[TASK]
Render every line of the data below as a JSON list of strings, one string per line, skipping blank lines. Leave the pictures out.

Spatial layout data

----------

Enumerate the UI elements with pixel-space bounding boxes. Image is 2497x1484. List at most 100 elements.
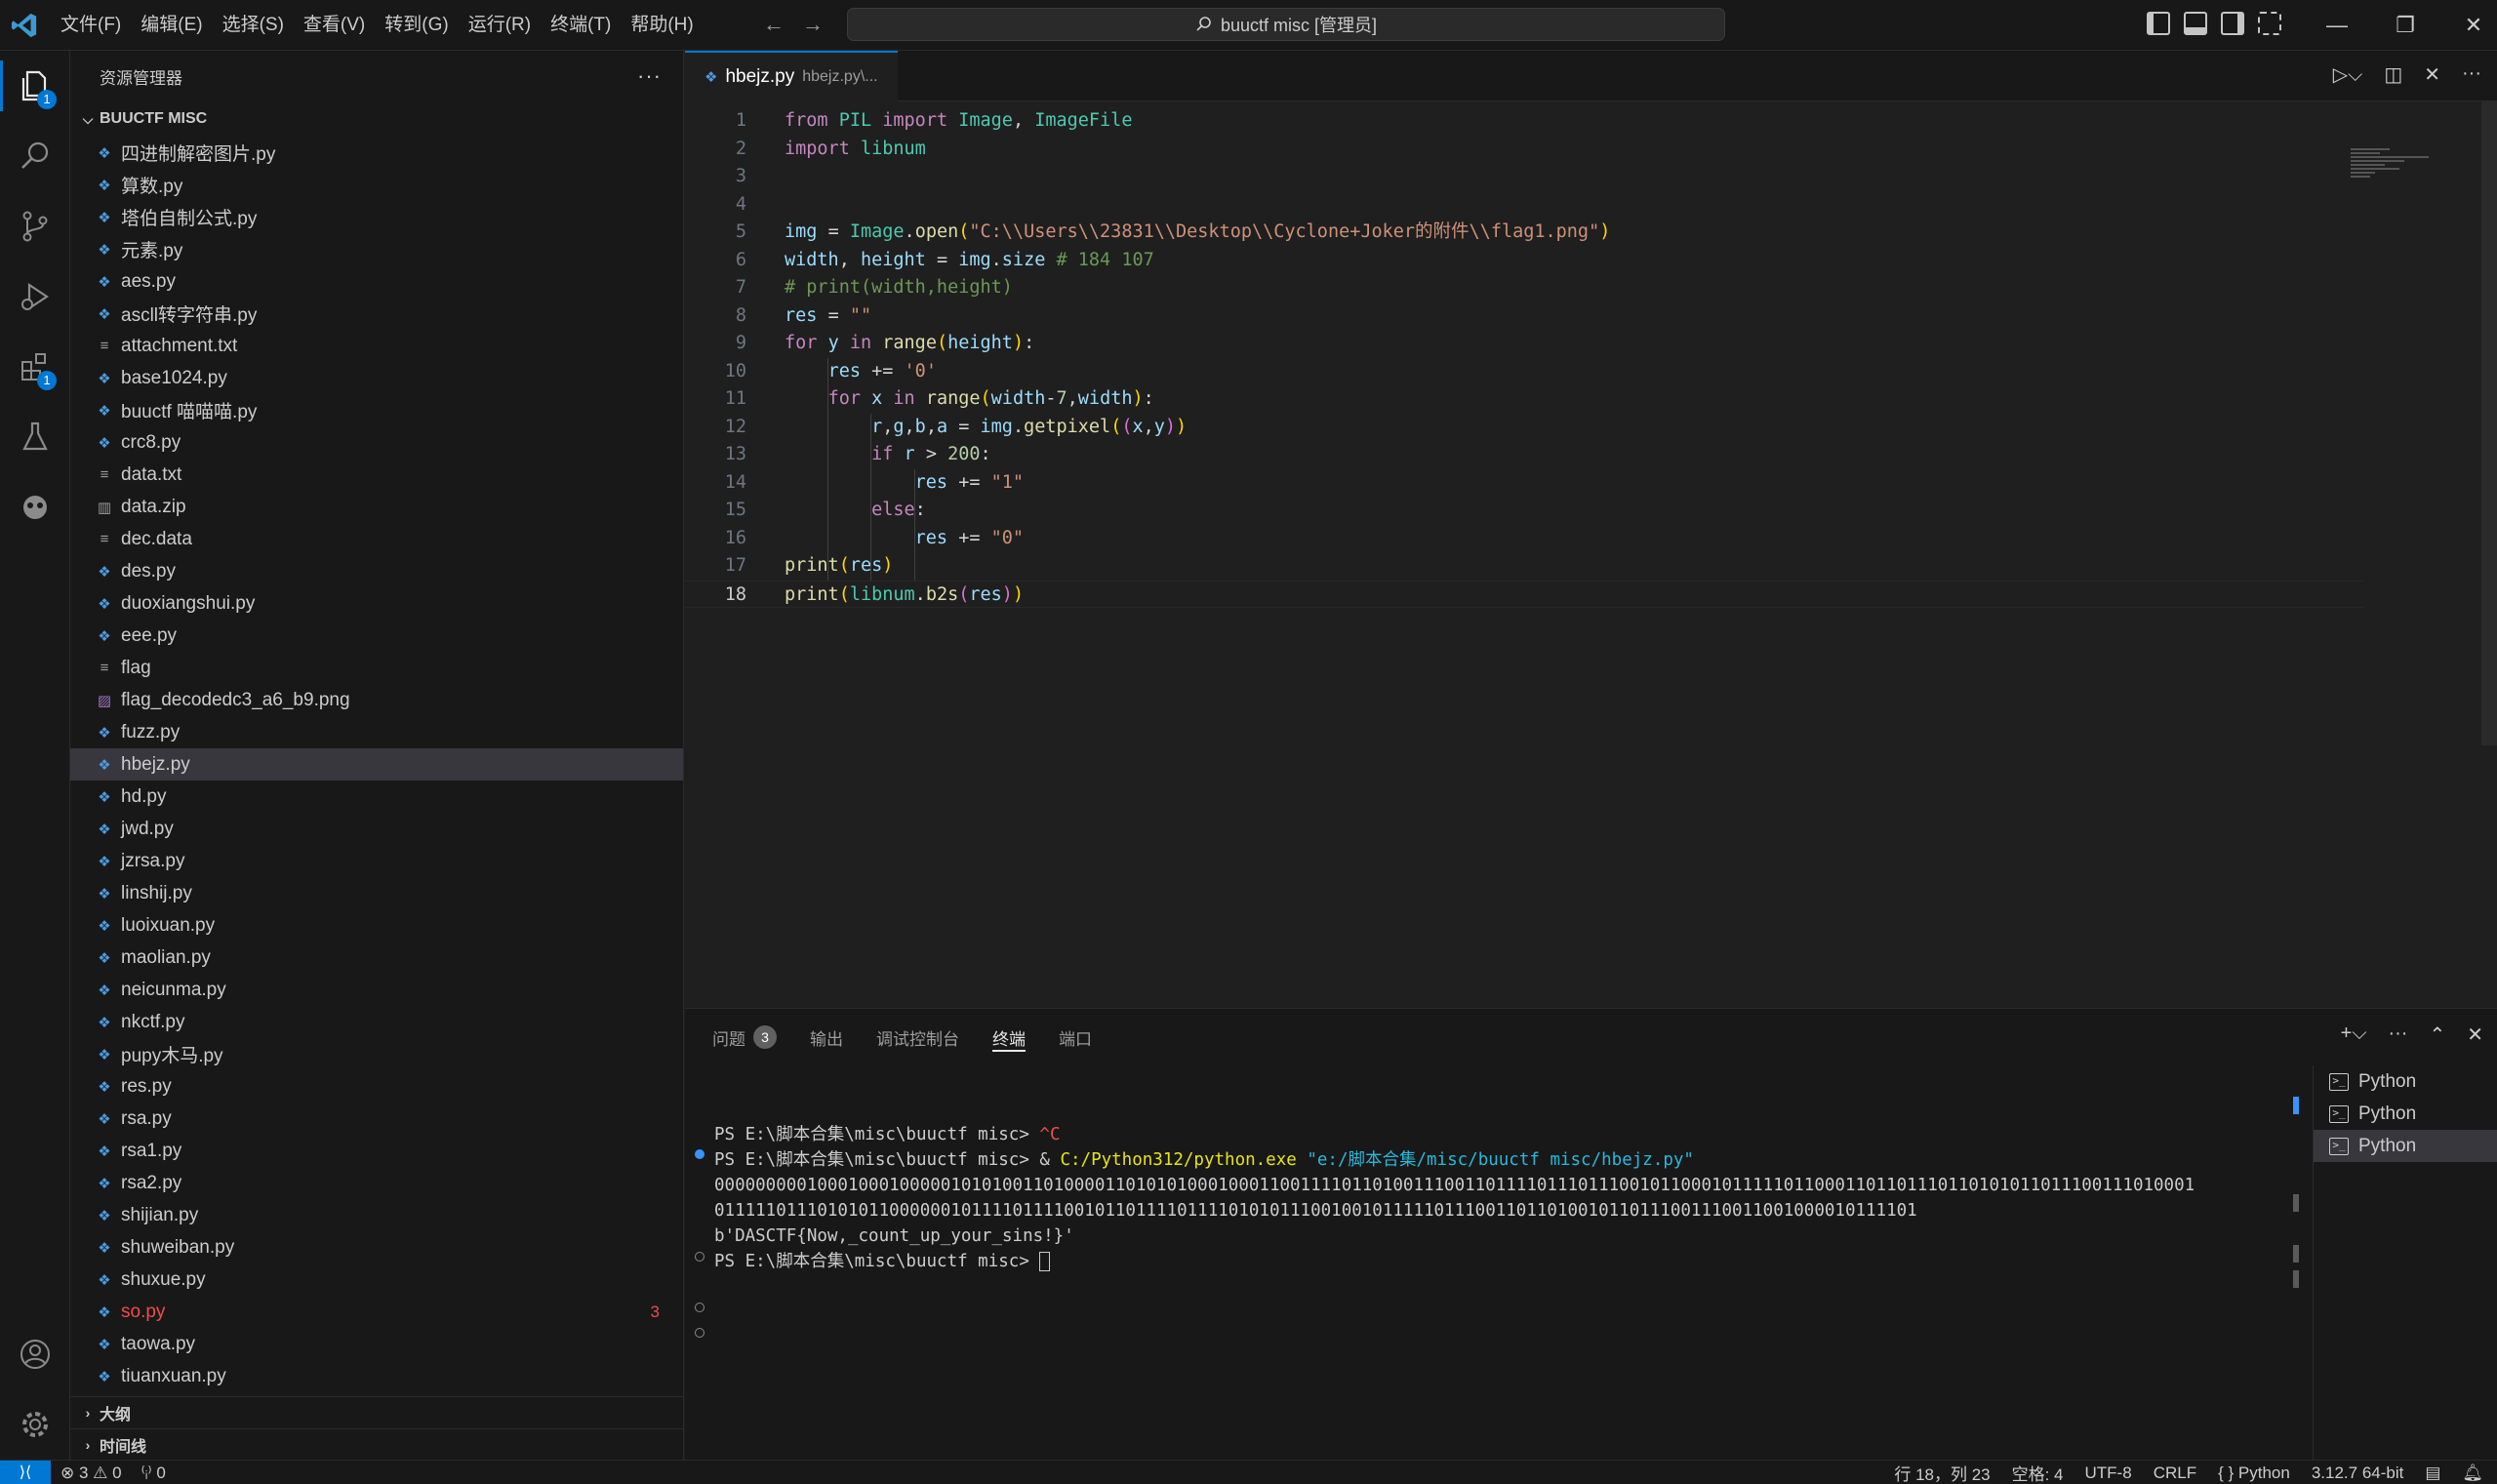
file-item[interactable]: ❖ hd.py [70,781,683,813]
file-item[interactable]: ❖ fuzz.py [70,716,683,748]
file-item[interactable]: ❖ jzrsa.py [70,845,683,877]
terminal-output[interactable]: PS E:\脚本合集\misc\buuctf misc> ^C PS E:\脚本… [685,1065,2295,1436]
file-item[interactable]: ❖ buuctf 喵喵喵.py [70,394,683,426]
maximize-panel-icon[interactable]: ⌃ [2429,1023,2445,1047]
extensions-icon[interactable]: 1 [0,332,70,402]
menu-help[interactable]: 帮助(H) [621,9,703,42]
cursor-position[interactable]: 行 18，列 23 [1894,1461,1990,1484]
back-arrow-icon[interactable]: ← [761,12,786,37]
file-item[interactable]: ❖ taowa.py [70,1328,683,1360]
code-line[interactable]: 6 width, height = img.size # 184 107 [685,247,2363,275]
file-item[interactable]: ❖ aes.py [70,265,683,298]
code-line[interactable]: 18 print(libnum.b2s(res)) [685,580,2363,608]
file-item[interactable]: ❖ shuxue.py [70,1263,683,1296]
close-panel-icon[interactable]: ✕ [2467,1023,2483,1047]
tab-problems[interactable]: 问题 3 [712,1009,777,1065]
code-line[interactable]: 11 for x in range(width-7,width): [685,385,2363,414]
explorer-icon[interactable]: 1 [0,51,70,121]
code-line[interactable]: 10 res += '0' [685,358,2363,386]
problems-status[interactable]: ⊗ 3 ⚠ 0 [60,1464,122,1483]
run-file-icon[interactable]: ▷⌵ [2333,62,2363,87]
customize-layout-icon[interactable] [2258,12,2281,35]
terminal-instance[interactable]: >_ Python [2314,1065,2497,1098]
search-icon[interactable] [0,121,70,191]
file-item[interactable]: ≡ dec.data [70,523,683,555]
file-item[interactable]: ❖ ascll转字符串.py [70,298,683,330]
editor-scrollbar[interactable] [2481,101,2497,745]
file-item[interactable]: ❖ eee.py [70,620,683,652]
file-item[interactable]: ≡ flag [70,652,683,684]
file-item[interactable]: ❖ neicunma.py [70,974,683,1006]
file-item[interactable]: ❖ shijian.py [70,1199,683,1231]
toggle-primary-sidebar-icon[interactable] [2147,12,2170,35]
close-editor-icon[interactable]: ✕ [2424,62,2440,87]
code-line[interactable]: 13 if r > 200: [685,441,2363,469]
split-editor-icon[interactable]: ◫ [2384,62,2402,87]
file-item[interactable]: ❖ base1024.py [70,362,683,394]
code-line[interactable]: 7 # print(width,height) [685,274,2363,302]
terminal-instance[interactable]: >_ Python [2314,1098,2497,1130]
notifications-bell-icon[interactable]: 🔔︎ [2462,1464,2483,1483]
remote-indicator-icon[interactable]: ⟩⟨ [0,1461,51,1484]
tab-ports[interactable]: 端口 [1059,1009,1092,1065]
code-line[interactable]: 9 for y in range(height): [685,330,2363,358]
ports-status[interactable]: ⁽ᵢ⁾ 0 [141,1464,166,1483]
command-decoration-icon[interactable] [695,1328,705,1338]
code-line[interactable]: 14 res += "1" [685,469,2363,498]
accounts-icon[interactable] [0,1319,70,1389]
file-item[interactable]: ▨ flag_decodedc3_a6_b9.png [70,684,683,716]
file-item[interactable]: ▥ data.zip [70,491,683,523]
encoding[interactable]: UTF-8 [2085,1464,2132,1483]
toggle-secondary-sidebar-icon[interactable] [2221,12,2244,35]
terminal-instance[interactable]: >_ Python [2314,1130,2497,1162]
file-item[interactable]: ❖ 元素.py [70,233,683,265]
file-item[interactable]: ≡ data.txt [70,459,683,491]
code-editor[interactable]: 1 from PIL import Image, ImageFile 2 import… [685,101,2363,1007]
forward-arrow-icon[interactable]: → [800,12,826,37]
outline-section-header[interactable]: › 大纲 [70,1396,684,1428]
code-line[interactable]: 16 res += "0" [685,525,2363,553]
file-item[interactable]: ❖ nkctf.py [70,1006,683,1038]
tab-debug-console[interactable]: 调试控制台 [876,1009,959,1065]
menu-selection[interactable]: 选择(S) [213,9,294,42]
editor-more-icon[interactable]: ··· [2462,62,2481,87]
indentation[interactable]: 空格: 4 [2012,1461,2064,1484]
toggle-panel-icon[interactable] [2184,12,2207,35]
command-success-icon[interactable] [695,1149,705,1159]
menu-terminal[interactable]: 终端(T) [541,9,621,42]
file-item[interactable]: ❖ rsa.py [70,1103,683,1135]
code-line[interactable]: 2 import libnum [685,136,2363,164]
tab-output[interactable]: 输出 [810,1009,843,1065]
file-item[interactable]: ❖ 四进制解密图片.py [70,137,683,169]
code-line[interactable]: 3 [685,163,2363,191]
new-terminal-icon[interactable]: +⌵ [2341,1023,2367,1047]
editor-tab-hbejz[interactable]: ❖ hbejz.py hbejz.py\... [685,51,898,101]
code-line[interactable]: 12 r,g,b,a = img.getpixel((x,y)) [685,414,2363,442]
command-decoration-icon[interactable] [695,1252,705,1262]
file-item[interactable]: ❖ hbejz.py [70,748,683,781]
file-item[interactable]: ❖ so.py 3 [70,1296,683,1328]
python-interpreter[interactable]: 3.12.7 64-bit [2312,1464,2404,1483]
file-item[interactable]: ❖ des.py [70,555,683,587]
minimize-icon[interactable]: — [2303,0,2371,51]
file-item[interactable]: ❖ res.py [70,1070,683,1103]
remote-explorer-icon[interactable] [0,472,70,542]
file-item[interactable]: ❖ linshij.py [70,877,683,909]
file-item[interactable]: ❖ shuweiban.py [70,1231,683,1263]
command-decoration-icon[interactable] [695,1303,705,1312]
tab-terminal[interactable]: 终端 [992,1009,1026,1065]
run-debug-icon[interactable] [0,261,70,332]
layout-icon[interactable]: ▤ [2425,1464,2440,1483]
code-line[interactable]: 1 from PIL import Image, ImageFile [685,107,2363,136]
file-item[interactable]: ≡ attachment.txt [70,330,683,362]
timeline-section-header[interactable]: › 时间线 [70,1428,684,1461]
file-item[interactable]: ❖ 塔伯自制公式.py [70,201,683,233]
panel-more-icon[interactable]: ··· [2388,1023,2407,1047]
menu-edit[interactable]: 编辑(E) [131,9,212,42]
menu-go[interactable]: 转到(G) [375,9,458,42]
file-item[interactable]: ❖ rsa2.py [70,1167,683,1199]
file-item[interactable]: ❖ rsa1.py [70,1135,683,1167]
code-line[interactable]: 17 print(res) [685,552,2363,581]
code-line[interactable]: 15 else: [685,497,2363,525]
command-center[interactable]: buuctf misc [管理员] [847,8,1725,41]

----------

[RESULT FOR THIS TASK]
[
  "Enumerate the UI elements with pixel-space bounding boxes. Image is 2497x1484. List at most 100 elements.",
  "file-item[interactable]: ❖ hd.py [70,781,683,813]",
  "file-item[interactable]: ❖ fuzz.py [70,716,683,748]",
  "file-item[interactable]: ❖ jzrsa.py [70,845,683,877]",
  "terminal-output[interactable]: PS E:\\脚本合集\\misc\\buuctf misc> ^C PS E:\\脚本… [685,1065,2295,1436]",
  "file-item[interactable]: ❖ buuctf 喵喵喵.py [70,394,683,426]",
  "maximize-panel-icon[interactable]: ⌃ [2429,1023,2445,1047]",
  "extensions-icon[interactable]: 1 [0,332,70,402]",
  "menu-help[interactable]: 帮助(H) [621,9,703,42]",
  "cursor-position[interactable]: 行 18，列 23 [1894,1461,1990,1484]",
  "back-arrow-icon[interactable]: ← [761,12,786,37]",
  "file-item[interactable]: ❖ taowa.py [70,1328,683,1360]",
  "code-line[interactable]: 6 width, height = img.size # 184 107 [685,247,2363,275]",
  "file-item[interactable]: ❖ aes.py [70,265,683,298]",
  "code-line[interactable]: 18 print(libnum.b2s(res)) [685,580,2363,608]",
  "file-item[interactable]: ❖ shuxue.py [70,1263,683,1296]",
  "close-panel-icon[interactable]: ✕ [2467,1023,2483,1047]",
  "tab-problems[interactable]: 问题 3 [712,1009,777,1065]",
  "code-line[interactable]: 11 for x in range(width-7,width): [685,385,2363,414]",
  "explorer-icon[interactable]: 1 [0,51,70,121]",
  "code-line[interactable]: 10 res += '0' [685,358,2363,386]",
  "problems-status[interactable]: ⊗ 3 ⚠ 0 [60,1464,122,1483]",
  "run-file-icon[interactable]: ▷⌵ [2333,62,2363,87]",
  "customize-layout-icon[interactable] [2258,12,2281,35]",
  "terminal-instance[interactable]: >_ Python [2314,1065,2497,1098]",
  "search-icon[interactable] [0,121,70,191]",
  "file-item[interactable]: ≡ dec.data [70,523,683,555]",
  "file-item[interactable]: ❖ ascll转字符串.py [70,298,683,330]",
  "editor-scrollbar[interactable] [2481,101,2497,745]",
  "file-item[interactable]: ❖ eee.py [70,620,683,652]",
  "file-item[interactable]: ≡ flag [70,652,683,684]",
  "file-item[interactable]: ❖ neicunma.py [70,974,683,1006]",
  "file-item[interactable]: ❖ shijian.py [70,1199,683,1231]",
  "toggle-primary-sidebar-icon[interactable] [2147,12,2170,35]",
  "close-editor-icon[interactable]: ✕ [2424,62,2440,87]",
  "code-line[interactable]: 13 if r > 200: [685,441,2363,469]",
  "split-editor-icon[interactable]: ◫ [2384,62,2402,87]",
  "file-item[interactable]: ❖ base1024.py [70,362,683,394]",
  "code-line[interactable]: 7 # print(width,height) [685,274,2363,302]",
  "terminal-instance[interactable]: >_ Python [2314,1098,2497,1130]",
  "notifications-bell-icon[interactable]: 🔔︎ [2462,1464,2483,1483]",
  "remote-indicator-icon[interactable]: ⟩⟨ [0,1461,51,1484]",
  "tab-ports[interactable]: 端口 [1059,1009,1092,1065]",
  "code-line[interactable]: 9 for y in range(height): [685,330,2363,358]",
  "ports-status[interactable]: ⁽ᵢ⁾ 0 [141,1464,166,1483]",
  "command-decoration-icon[interactable] [695,1328,705,1338]",
  "code-line[interactable]: 14 res += \"1\" [685,469,2363,498]",
  "accounts-icon[interactable] [0,1319,70,1389]",
  "file-item[interactable]: ▨ flag_decodedc3_a6_b9.png [70,684,683,716]",
  "file-item[interactable]: ▥ data.zip [70,491,683,523]",
  "encoding[interactable]: UTF-8 [2085,1464,2132,1483]",
  "toggle-secondary-sidebar-icon[interactable] [2221,12,2244,35]",
  "terminal-instance[interactable]: >_ Python [2314,1130,2497,1162]",
  "file-item[interactable]: ❖ 元素.py [70,233,683,265]",
  "file-item[interactable]: ≡ data.txt [70,459,683,491]",
  "code-editor[interactable]: 1 from PIL import Image, ImageFile 2 import… [685,101,2363,1007]",
  "forward-arrow-icon[interactable]: → [800,12,826,37]",
  "outline-section-header[interactable]: › 大纲 [70,1396,684,1428]",
  "code-line[interactable]: 16 res += \"0\" [685,525,2363,553]",
  "file-item[interactable]: ❖ nkctf.py [70,1006,683,1038]",
  "tab-debug-console[interactable]: 调试控制台 [876,1009,959,1065]",
  "menu-selection[interactable]: 选择(S) [213,9,294,42]",
  "editor-more-icon[interactable]: ··· [2462,62,2481,87]",
  "indentation[interactable]: 空格: 4 [2012,1461,2064,1484]",
  "toggle-panel-icon[interactable] [2184,12,2207,35]",
  "command-success-icon[interactable] [695,1149,705,1159]",
  "menu-terminal[interactable]: 终端(T) [541,9,621,42]",
  "file-item[interactable]: ❖ rsa.py [70,1103,683,1135]",
  "code-line[interactable]: 2 import libnum [685,136,2363,164]",
  "tab-output[interactable]: 输出 [810,1009,843,1065]",
  "file-item[interactable]: ❖ 四进制解密图片.py [70,137,683,169]",
  "code-line[interactable]: 3 [685,163,2363,191]",
  "new-terminal-icon[interactable]: +⌵ [2341,1023,2367,1047]",
  "editor-tab-hbejz[interactable]: ❖ hbejz.py hbejz.py\\... [685,51,898,101]",
  "code-line[interactable]: 12 r,g,b,a = img.getpixel((x,y)) [685,414,2363,442]",
  "command-decoration-icon[interactable] [695,1252,705,1262]",
  "file-item[interactable]: ❖ hbejz.py [70,748,683,781]",
  "file-item[interactable]: ❖ so.py 3 [70,1296,683,1328]",
  "python-interpreter[interactable]: 3.12.7 64-bit [2312,1464,2404,1483]",
  "file-item[interactable]: ❖ des.py [70,555,683,587]",
  "minimize-icon[interactable]: — [2303,0,2371,51]",
  "file-item[interactable]: ❖ res.py [70,1070,683,1103]",
  "remote-explorer-icon[interactable] [0,472,70,542]",
  "file-item[interactable]: ❖ linshij.py [70,877,683,909]",
  "file-item[interactable]: ❖ shuweiban.py [70,1231,683,1263]",
  "command-decoration-icon[interactable] [695,1303,705,1312]",
  "tab-terminal[interactable]: 终端 [992,1009,1026,1065]",
  "run-debug-icon[interactable] [0,261,70,332]",
  "layout-icon[interactable]: ▤ [2425,1464,2440,1483]",
  "code-line[interactable]: 1 from PIL import Image, ImageFile [685,107,2363,136]",
  "file-item[interactable]: ≡ attachment.txt [70,330,683,362]",
  "timeline-section-header[interactable]: › 时间线 [70,1428,684,1461]",
  "file-item[interactable]: ❖ 塔伯自制公式.py [70,201,683,233]",
  "panel-more-icon[interactable]: ··· [2388,1023,2407,1047]",
  "menu-edit[interactable]: 编辑(E) [131,9,212,42]",
  "menu-go[interactable]: 转到(G) [375,9,458,42]",
  "file-item[interactable]: ❖ rsa2.py [70,1167,683,1199]",
  "file-item[interactable]: ❖ rsa1.py [70,1135,683,1167]",
  "code-line[interactable]: 17 print(res) [685,552,2363,581]",
  "code-line[interactable]: 15 else: [685,497,2363,525]",
  "command-center[interactable]: buuctf misc [管理员] [847,8,1725,41]"
]